▶ Entries provided
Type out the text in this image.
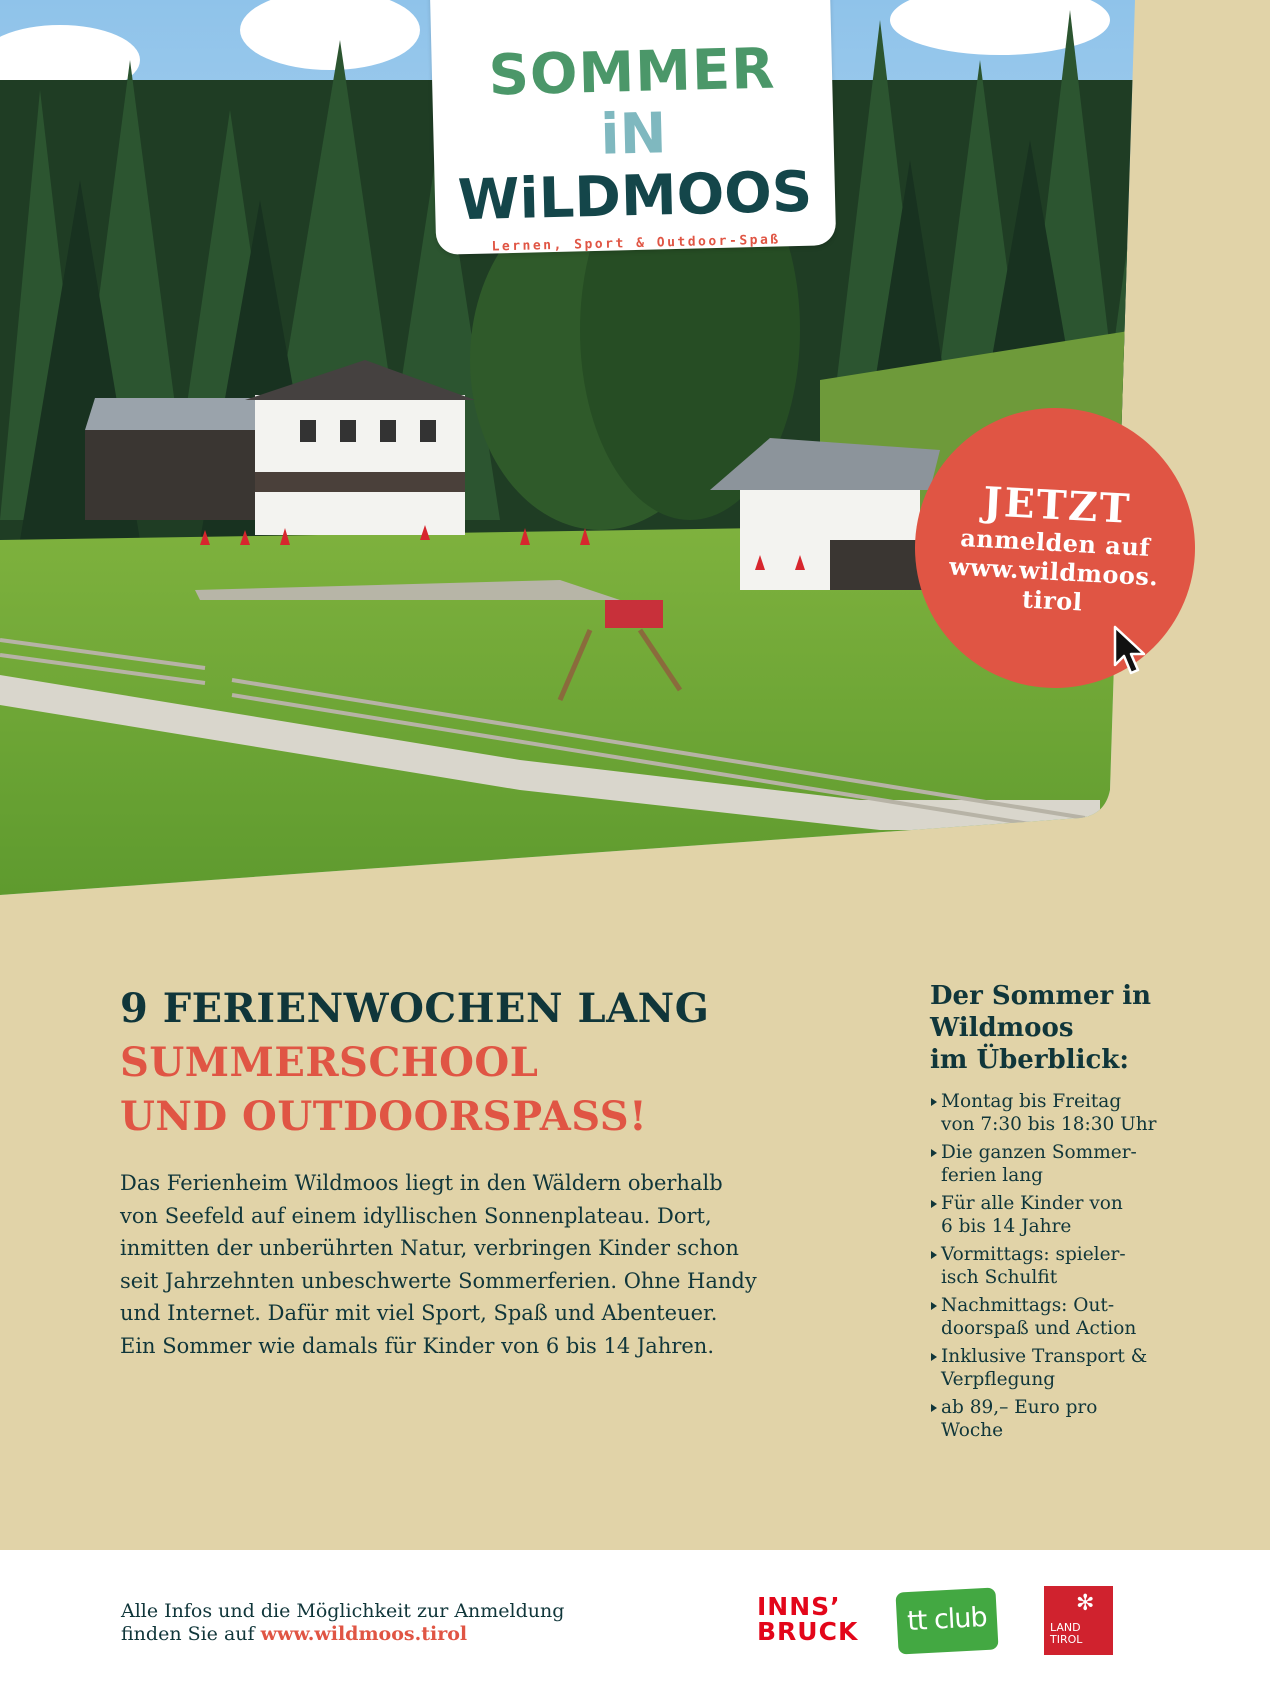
SOMMER
iN WiLDMOOS
Lernen, Sport & Outdoor-Spaß
JETZT
anmelden auf
www.wildmoos.
tirol
9 FERIENWOCHEN LANG
SUMMERSCHOOL
UND OUTDOORSPASS!

Das Ferienheim Wildmoos liegt in den Wäldern oberhalb

von Seefeld auf einem idyllischen Sonnenplateau. Dort,

inmitten der unberührten Natur, verbringen Kinder schon

seit Jahrzehnten unbeschwerte Sommerferien. Ohne Handy

und Internet. Dafür mit viel Sport, Spaß und Abenteuer.

Ein Sommer wie damals für Kinder von 6 bis 14 Jahren.

Der Sommer in
Wildmoos
im Überblick:
Montag bis Freitag
von 7:30 bis 18:30 Uhr
Die ganzen Sommer-
ferien lang
Für alle Kinder von
6 bis 14 Jahre
Vormittags: spieler-
isch Schulfit
Nachmittags: Out-
doorspaß und Action
Inklusive Transport &
Verpflegung
ab 89,– Euro pro
Woche
Alle Infos und die Möglichkeit zur Anmeldung
finden Sie auf www.wildmoos.tirol
INNS’
BRUCK	tt club	✻
LAND
TIROL
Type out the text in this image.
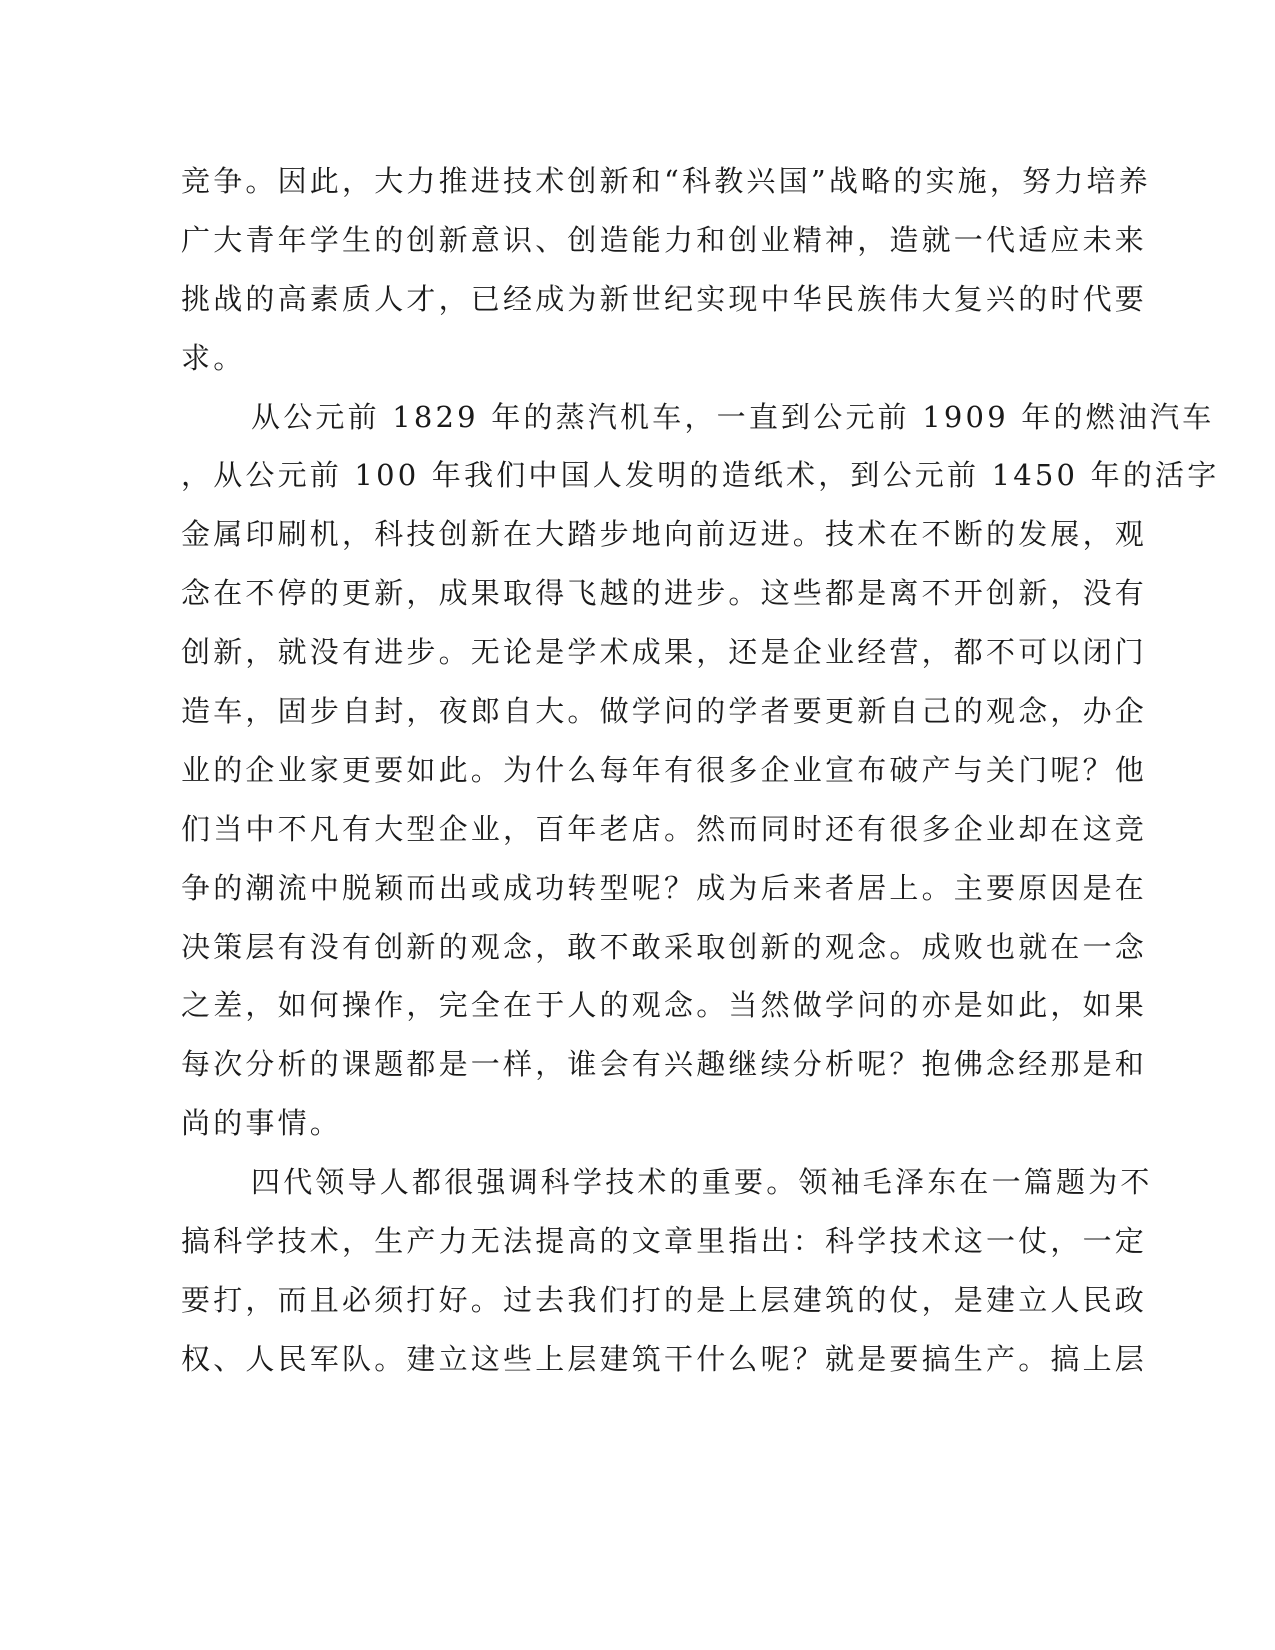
竞争。因此，大力推进技术创新和“科教兴国”战略的实施，努力培养
广大青年学生的创新意识、创造能力和创业精神，造就一代适应未来
挑战的高素质人才，已经成为新世纪实现中华民族伟大复兴的时代要
求。
从公元前 1829 年的蒸汽机车，一直到公元前 1909 年的燃油汽车
，从公元前 100 年我们中国人发明的造纸术，到公元前 1450 年的活字
金属印刷机，科技创新在大踏步地向前迈进。技术在不断的发展，观
念在不停的更新，成果取得飞越的进步。这些都是离不开创新，没有
创新，就没有进步。无论是学术成果，还是企业经营，都不可以闭门
造车，固步自封，夜郎自大。做学问的学者要更新自己的观念，办企
业的企业家更要如此。为什么每年有很多企业宣布破产与关门呢？他
们当中不凡有大型企业，百年老店。然而同时还有很多企业却在这竞
争的潮流中脱颖而出或成功转型呢？成为后来者居上。主要原因是在
决策层有没有创新的观念，敢不敢采取创新的观念。成败也就在一念
之差，如何操作，完全在于人的观念。当然做学问的亦是如此，如果
每次分析的课题都是一样，谁会有兴趣继续分析呢？抱佛念经那是和
尚的事情。
四代领导人都很强调科学技术的重要。领袖毛泽东在一篇题为不
搞科学技术，生产力无法提高的文章里指出：科学技术这一仗，一定
要打，而且必须打好。过去我们打的是上层建筑的仗，是建立人民政
权、人民军队。建立这些上层建筑干什么呢？就是要搞生产。搞上层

▶ Problem statement
Repeat the preceding records precisely, and leave every picture out of the copy.

▶ Written answer
Type out the text in this image.
SOMMER
iN WiLDMOOS
Lernen, Sport & Outdoor-Spaß
JETZT
anmelden auf
www.wildmoos.
tirol
9 FERIENWOCHEN LANG
SUMMERSCHOOL
UND OUTDOORSPASS!

Das Ferienheim Wildmoos liegt in den Wäldern oberhalb

von Seefeld auf einem idyllischen Sonnenplateau. Dort,

inmitten der unberührten Natur, verbringen Kinder schon

seit Jahrzehnten unbeschwerte Sommerferien. Ohne Handy

und Internet. Dafür mit viel Sport, Spaß und Abenteuer.

Ein Sommer wie damals für Kinder von 6 bis 14 Jahren.

Der Sommer in
Wildmoos
im Überblick:
Montag bis Freitag
von 7:30 bis 18:30 Uhr
Die ganzen Sommer-
ferien lang
Für alle Kinder von
6 bis 14 Jahre
Vormittags: spieler-
isch Schulfit
Nachmittags: Out-
doorspaß und Action
Inklusive Transport &
Verpflegung
ab 89,– Euro pro
Woche
Alle Infos und die Möglichkeit zur Anmeldung
finden Sie auf www.wildmoos.tirol
INNS’
BRUCK	tt club	✻
LAND
TIROL
Type out the text in this image.
竞争。因此，大力推进技术创新和“科教兴国”战略的实施，努力培养
广大青年学生的创新意识、创造能力和创业精神，造就一代适应未来
挑战的高素质人才，已经成为新世纪实现中华民族伟大复兴的时代要
求。
从公元前 1829 年的蒸汽机车，一直到公元前 1909 年的燃油汽车
，从公元前 100 年我们中国人发明的造纸术，到公元前 1450 年的活字
金属印刷机，科技创新在大踏步地向前迈进。技术在不断的发展，观
念在不停的更新，成果取得飞越的进步。这些都是离不开创新，没有
创新，就没有进步。无论是学术成果，还是企业经营，都不可以闭门
造车，固步自封，夜郎自大。做学问的学者要更新自己的观念，办企
业的企业家更要如此。为什么每年有很多企业宣布破产与关门呢？他
们当中不凡有大型企业，百年老店。然而同时还有很多企业却在这竞
争的潮流中脱颖而出或成功转型呢？成为后来者居上。主要原因是在
决策层有没有创新的观念，敢不敢采取创新的观念。成败也就在一念
之差，如何操作，完全在于人的观念。当然做学问的亦是如此，如果
每次分析的课题都是一样，谁会有兴趣继续分析呢？抱佛念经那是和
尚的事情。
四代领导人都很强调科学技术的重要。领袖毛泽东在一篇题为不
搞科学技术，生产力无法提高的文章里指出：科学技术这一仗，一定
要打，而且必须打好。过去我们打的是上层建筑的仗，是建立人民政
权、人民军队。建立这些上层建筑干什么呢？就是要搞生产。搞上层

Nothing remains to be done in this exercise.